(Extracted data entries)
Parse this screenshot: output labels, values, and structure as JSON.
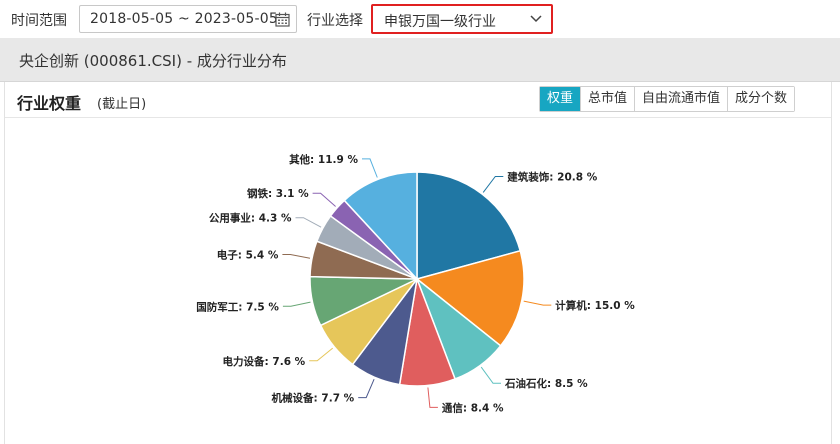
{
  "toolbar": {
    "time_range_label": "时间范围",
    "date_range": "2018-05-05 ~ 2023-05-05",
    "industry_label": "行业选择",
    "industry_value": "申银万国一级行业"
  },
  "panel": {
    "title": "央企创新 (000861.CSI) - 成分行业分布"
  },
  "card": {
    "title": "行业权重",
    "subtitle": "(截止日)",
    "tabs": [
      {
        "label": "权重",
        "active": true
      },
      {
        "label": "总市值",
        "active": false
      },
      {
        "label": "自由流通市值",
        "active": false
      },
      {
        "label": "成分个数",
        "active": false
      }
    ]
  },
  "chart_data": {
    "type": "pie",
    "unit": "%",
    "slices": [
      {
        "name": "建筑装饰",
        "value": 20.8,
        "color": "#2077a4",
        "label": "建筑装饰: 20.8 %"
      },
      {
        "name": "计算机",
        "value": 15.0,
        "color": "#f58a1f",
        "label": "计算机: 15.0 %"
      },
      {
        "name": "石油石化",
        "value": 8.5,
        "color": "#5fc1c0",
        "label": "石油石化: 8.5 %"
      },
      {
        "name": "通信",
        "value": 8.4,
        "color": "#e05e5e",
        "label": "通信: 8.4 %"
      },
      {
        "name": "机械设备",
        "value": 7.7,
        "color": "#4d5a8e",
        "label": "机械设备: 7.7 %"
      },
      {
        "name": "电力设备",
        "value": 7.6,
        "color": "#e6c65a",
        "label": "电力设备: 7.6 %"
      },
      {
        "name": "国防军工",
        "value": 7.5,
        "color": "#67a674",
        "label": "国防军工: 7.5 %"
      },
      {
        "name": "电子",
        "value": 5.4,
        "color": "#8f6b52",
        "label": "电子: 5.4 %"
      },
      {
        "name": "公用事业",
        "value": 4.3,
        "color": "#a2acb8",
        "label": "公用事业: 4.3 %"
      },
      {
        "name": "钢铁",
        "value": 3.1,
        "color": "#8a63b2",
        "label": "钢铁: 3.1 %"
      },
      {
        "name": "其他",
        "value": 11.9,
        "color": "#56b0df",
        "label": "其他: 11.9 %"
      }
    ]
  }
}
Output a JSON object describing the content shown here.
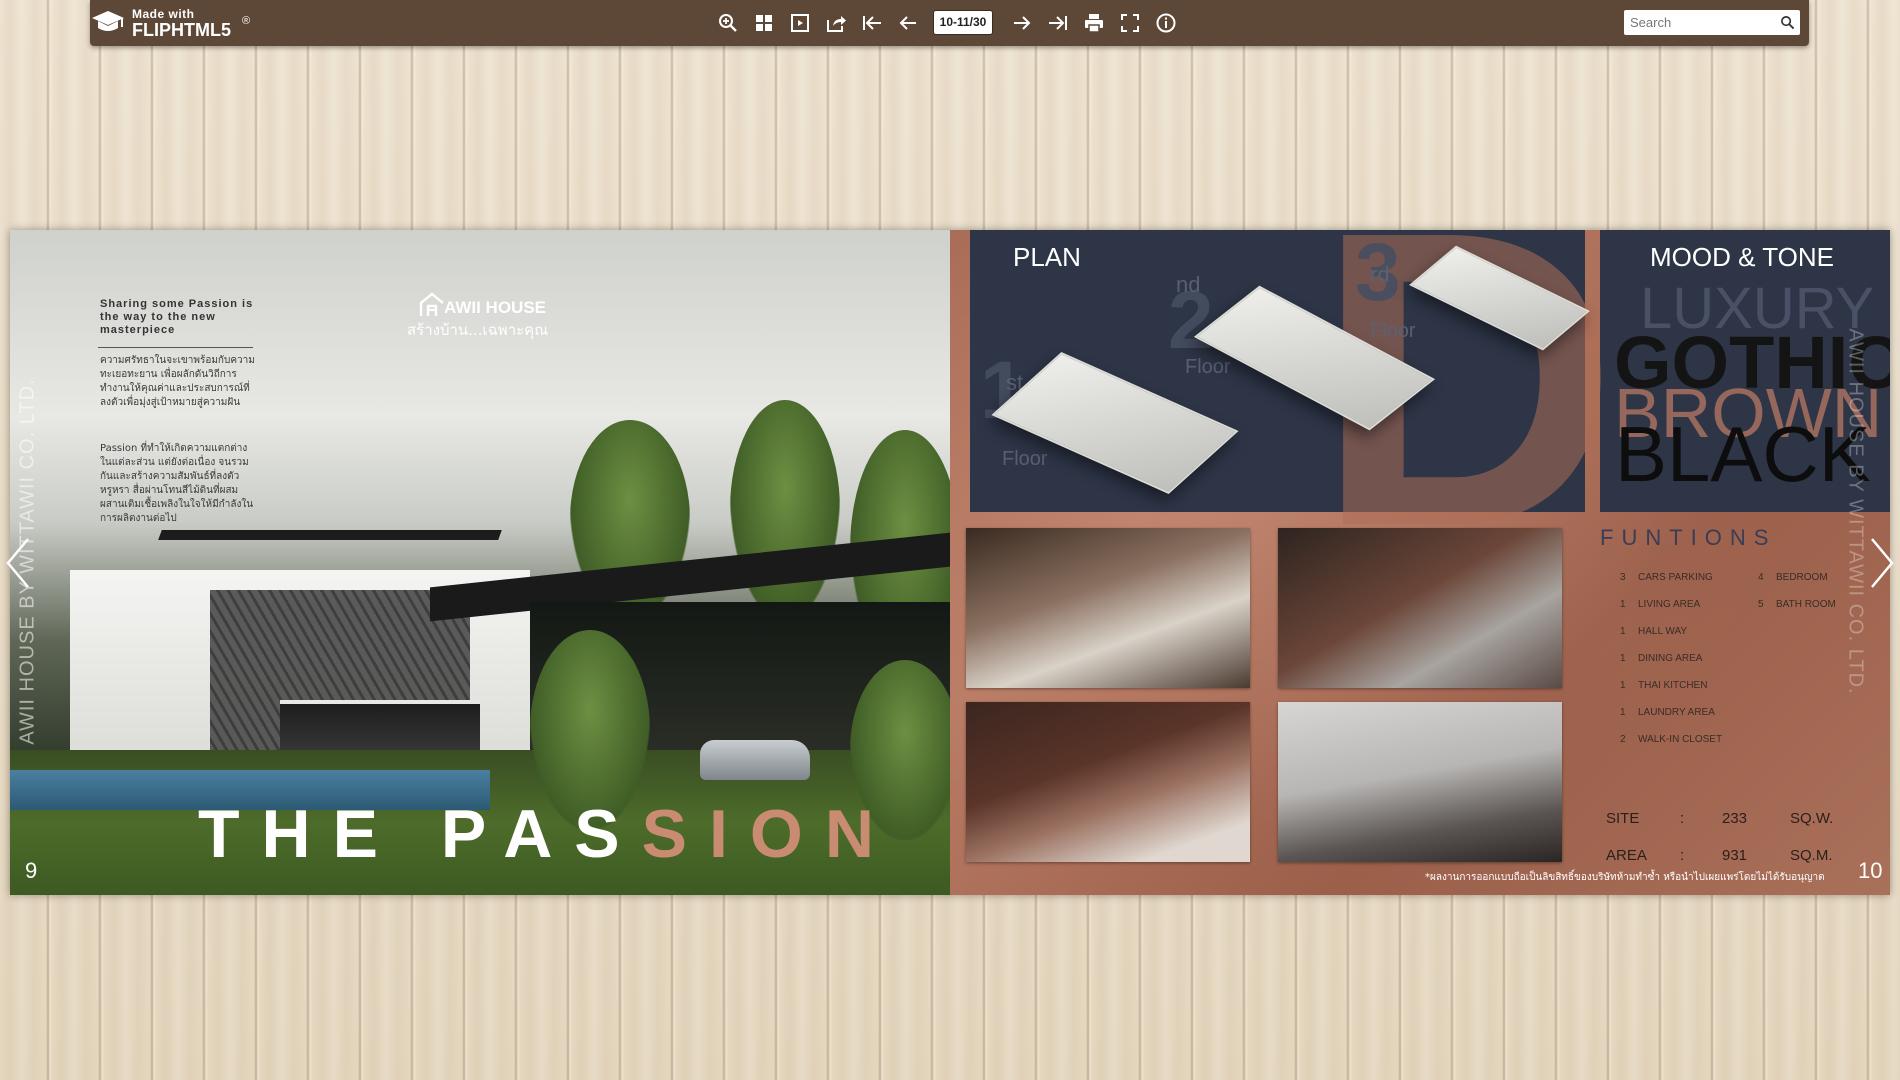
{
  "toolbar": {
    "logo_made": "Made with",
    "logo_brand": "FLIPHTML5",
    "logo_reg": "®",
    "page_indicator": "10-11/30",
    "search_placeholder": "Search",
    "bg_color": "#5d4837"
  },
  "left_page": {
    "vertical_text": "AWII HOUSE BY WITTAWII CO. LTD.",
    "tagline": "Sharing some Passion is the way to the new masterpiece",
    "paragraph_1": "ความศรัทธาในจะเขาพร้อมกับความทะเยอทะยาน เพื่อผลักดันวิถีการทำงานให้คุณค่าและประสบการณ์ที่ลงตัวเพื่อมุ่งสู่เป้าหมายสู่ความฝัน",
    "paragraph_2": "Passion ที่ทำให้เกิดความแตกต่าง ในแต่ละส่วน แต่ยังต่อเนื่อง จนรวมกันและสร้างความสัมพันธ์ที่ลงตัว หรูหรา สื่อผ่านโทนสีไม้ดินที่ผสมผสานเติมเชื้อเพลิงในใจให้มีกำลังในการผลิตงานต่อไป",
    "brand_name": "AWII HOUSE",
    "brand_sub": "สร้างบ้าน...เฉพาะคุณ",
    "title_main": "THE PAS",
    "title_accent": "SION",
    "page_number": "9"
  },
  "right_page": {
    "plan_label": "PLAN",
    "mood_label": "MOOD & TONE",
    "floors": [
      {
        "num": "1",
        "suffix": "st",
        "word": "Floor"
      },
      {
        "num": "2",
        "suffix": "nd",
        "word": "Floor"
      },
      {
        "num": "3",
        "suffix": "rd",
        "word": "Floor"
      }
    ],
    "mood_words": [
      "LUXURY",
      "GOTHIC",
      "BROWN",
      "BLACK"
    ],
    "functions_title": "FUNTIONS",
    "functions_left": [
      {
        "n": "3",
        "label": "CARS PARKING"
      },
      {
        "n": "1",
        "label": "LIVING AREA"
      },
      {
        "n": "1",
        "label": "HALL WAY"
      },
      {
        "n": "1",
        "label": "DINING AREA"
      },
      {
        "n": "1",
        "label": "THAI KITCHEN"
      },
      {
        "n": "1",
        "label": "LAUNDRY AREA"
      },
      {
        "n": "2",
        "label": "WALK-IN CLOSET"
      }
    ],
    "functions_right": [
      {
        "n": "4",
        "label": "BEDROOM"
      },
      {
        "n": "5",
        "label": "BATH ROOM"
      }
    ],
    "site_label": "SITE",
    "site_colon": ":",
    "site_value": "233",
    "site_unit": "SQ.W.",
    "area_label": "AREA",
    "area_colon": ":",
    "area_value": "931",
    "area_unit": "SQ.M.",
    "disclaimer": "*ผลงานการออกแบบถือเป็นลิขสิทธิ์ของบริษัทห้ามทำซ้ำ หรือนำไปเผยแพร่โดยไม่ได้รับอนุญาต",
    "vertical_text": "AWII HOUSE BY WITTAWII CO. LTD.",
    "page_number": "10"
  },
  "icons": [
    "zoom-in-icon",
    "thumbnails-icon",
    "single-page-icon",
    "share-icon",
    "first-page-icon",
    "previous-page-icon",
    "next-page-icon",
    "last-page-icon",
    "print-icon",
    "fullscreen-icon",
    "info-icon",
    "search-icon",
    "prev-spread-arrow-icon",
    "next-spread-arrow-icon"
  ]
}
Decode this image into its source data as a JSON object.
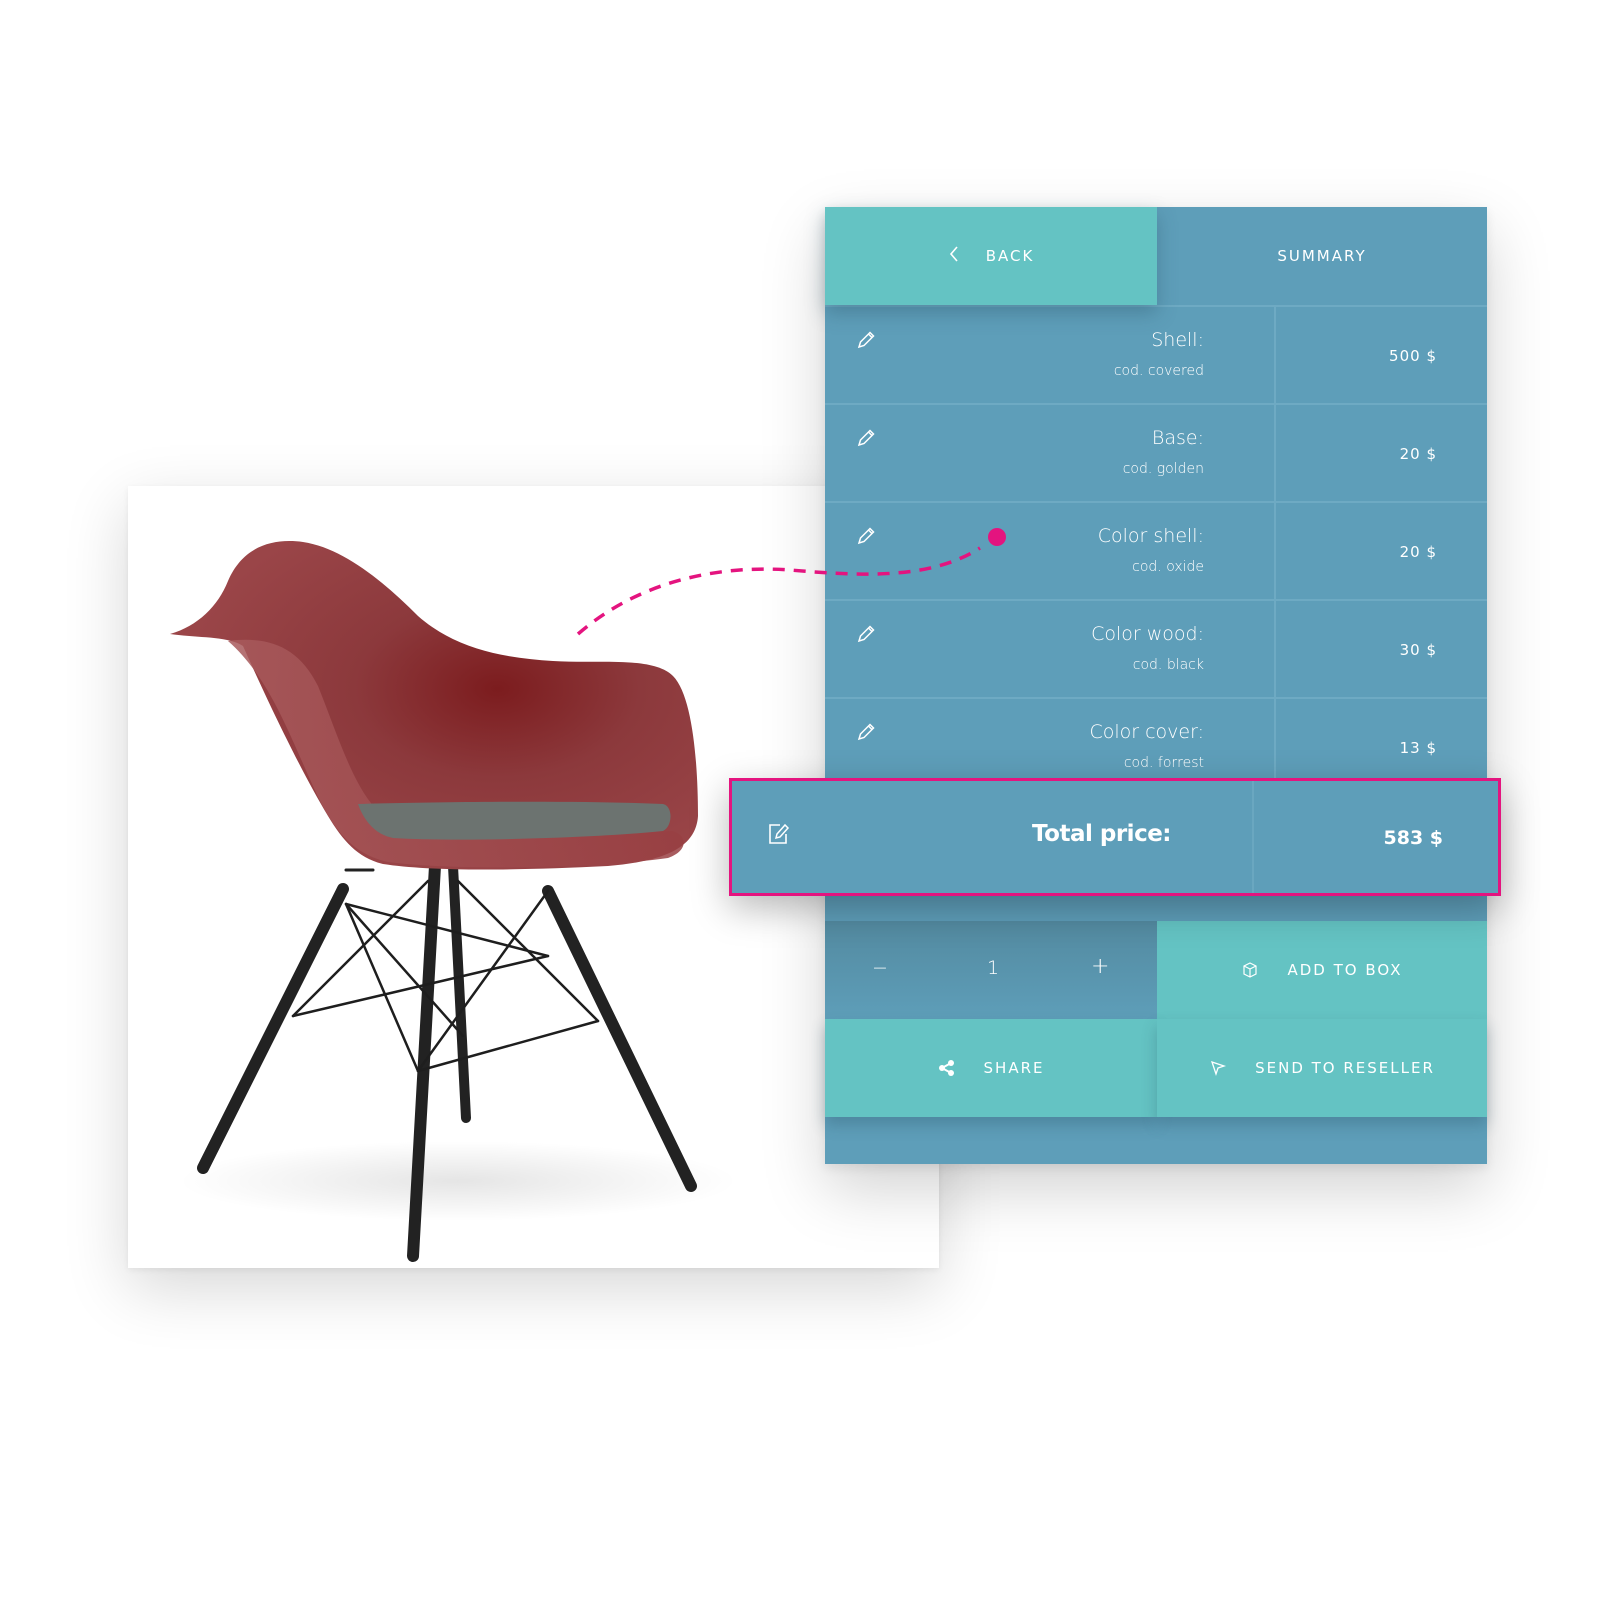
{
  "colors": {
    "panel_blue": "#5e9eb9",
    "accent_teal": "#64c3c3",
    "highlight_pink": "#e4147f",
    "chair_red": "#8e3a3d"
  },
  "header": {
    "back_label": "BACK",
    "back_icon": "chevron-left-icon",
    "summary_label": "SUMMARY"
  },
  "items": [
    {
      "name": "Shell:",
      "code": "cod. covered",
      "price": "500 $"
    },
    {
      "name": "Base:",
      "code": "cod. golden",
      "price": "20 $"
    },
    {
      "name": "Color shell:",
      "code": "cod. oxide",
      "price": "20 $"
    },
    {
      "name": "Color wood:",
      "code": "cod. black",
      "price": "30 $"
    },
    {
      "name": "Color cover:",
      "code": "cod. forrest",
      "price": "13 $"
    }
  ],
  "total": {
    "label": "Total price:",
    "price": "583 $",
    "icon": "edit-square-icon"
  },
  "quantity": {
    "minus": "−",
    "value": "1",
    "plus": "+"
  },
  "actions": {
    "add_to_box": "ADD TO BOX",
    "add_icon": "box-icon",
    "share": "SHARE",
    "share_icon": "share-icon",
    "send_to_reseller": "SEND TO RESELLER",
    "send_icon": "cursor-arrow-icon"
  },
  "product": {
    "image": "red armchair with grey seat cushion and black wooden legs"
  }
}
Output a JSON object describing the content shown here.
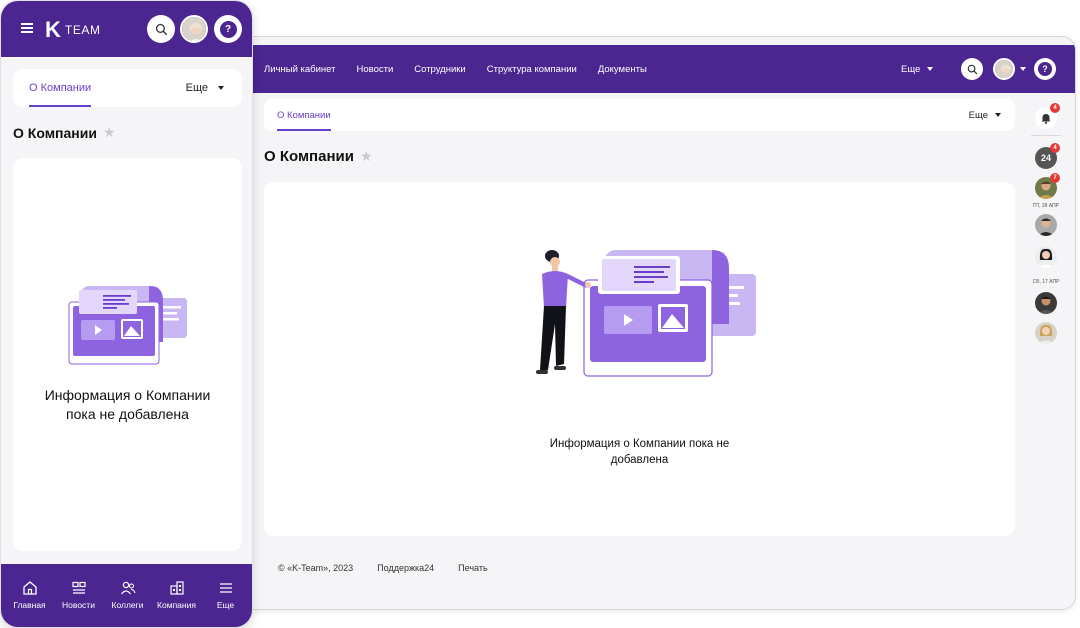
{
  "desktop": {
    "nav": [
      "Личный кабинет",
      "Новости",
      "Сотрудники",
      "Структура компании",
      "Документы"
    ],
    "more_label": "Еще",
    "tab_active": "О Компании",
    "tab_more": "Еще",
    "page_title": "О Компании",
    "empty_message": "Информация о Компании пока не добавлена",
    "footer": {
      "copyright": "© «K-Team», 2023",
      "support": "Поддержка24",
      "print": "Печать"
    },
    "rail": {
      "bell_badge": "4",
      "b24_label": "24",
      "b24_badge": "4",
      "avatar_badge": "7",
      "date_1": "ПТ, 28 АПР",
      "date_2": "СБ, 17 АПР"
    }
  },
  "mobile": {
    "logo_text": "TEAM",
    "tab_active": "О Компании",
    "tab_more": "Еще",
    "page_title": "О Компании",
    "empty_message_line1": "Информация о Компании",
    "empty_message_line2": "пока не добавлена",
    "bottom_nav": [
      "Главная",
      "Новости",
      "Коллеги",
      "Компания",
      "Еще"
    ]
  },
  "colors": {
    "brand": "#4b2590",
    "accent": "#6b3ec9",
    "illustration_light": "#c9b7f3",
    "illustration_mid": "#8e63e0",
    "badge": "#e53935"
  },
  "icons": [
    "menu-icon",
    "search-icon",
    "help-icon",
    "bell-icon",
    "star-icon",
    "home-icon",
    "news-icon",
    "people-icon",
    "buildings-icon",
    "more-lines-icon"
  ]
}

== Problem statement ==
How many lines of these entries contain "this"? Answer with the number and nothing else.

== Task output ==
2